## Extracted entries
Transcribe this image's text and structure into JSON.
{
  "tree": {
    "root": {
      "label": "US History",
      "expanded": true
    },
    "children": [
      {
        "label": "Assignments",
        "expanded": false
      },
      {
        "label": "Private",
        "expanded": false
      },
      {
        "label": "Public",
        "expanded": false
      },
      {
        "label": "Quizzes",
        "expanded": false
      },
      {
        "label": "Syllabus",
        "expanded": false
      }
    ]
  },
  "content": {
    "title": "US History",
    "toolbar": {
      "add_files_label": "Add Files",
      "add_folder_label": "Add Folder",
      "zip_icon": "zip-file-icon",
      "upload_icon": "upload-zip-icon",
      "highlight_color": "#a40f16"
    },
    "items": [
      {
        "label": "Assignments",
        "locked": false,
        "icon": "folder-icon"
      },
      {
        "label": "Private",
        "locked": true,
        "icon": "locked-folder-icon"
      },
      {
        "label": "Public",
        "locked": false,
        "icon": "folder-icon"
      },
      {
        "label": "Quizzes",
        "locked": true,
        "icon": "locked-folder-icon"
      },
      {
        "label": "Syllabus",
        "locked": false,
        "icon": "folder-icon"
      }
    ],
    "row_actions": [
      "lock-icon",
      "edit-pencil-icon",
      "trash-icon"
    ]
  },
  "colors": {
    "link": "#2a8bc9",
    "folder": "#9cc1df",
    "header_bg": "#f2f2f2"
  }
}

## Written task
Return all the data above once more, precisely as given.

## Full answer
Transcribe this image's text and structure into JSON.
{
  "tree": {
    "root": {
      "label": "US History",
      "expanded": true
    },
    "children": [
      {
        "label": "Assignments",
        "expanded": false
      },
      {
        "label": "Private",
        "expanded": false
      },
      {
        "label": "Public",
        "expanded": false
      },
      {
        "label": "Quizzes",
        "expanded": false
      },
      {
        "label": "Syllabus",
        "expanded": false
      }
    ]
  },
  "content": {
    "title": "US History",
    "toolbar": {
      "add_files_label": "Add Files",
      "add_folder_label": "Add Folder",
      "zip_icon": "zip-file-icon",
      "upload_icon": "upload-zip-icon",
      "highlight_color": "#a40f16"
    },
    "items": [
      {
        "label": "Assignments",
        "locked": false,
        "icon": "folder-icon"
      },
      {
        "label": "Private",
        "locked": true,
        "icon": "locked-folder-icon"
      },
      {
        "label": "Public",
        "locked": false,
        "icon": "folder-icon"
      },
      {
        "label": "Quizzes",
        "locked": true,
        "icon": "locked-folder-icon"
      },
      {
        "label": "Syllabus",
        "locked": false,
        "icon": "folder-icon"
      }
    ],
    "row_actions": [
      "lock-icon",
      "edit-pencil-icon",
      "trash-icon"
    ]
  },
  "colors": {
    "link": "#2a8bc9",
    "folder": "#9cc1df",
    "header_bg": "#f2f2f2"
  }
}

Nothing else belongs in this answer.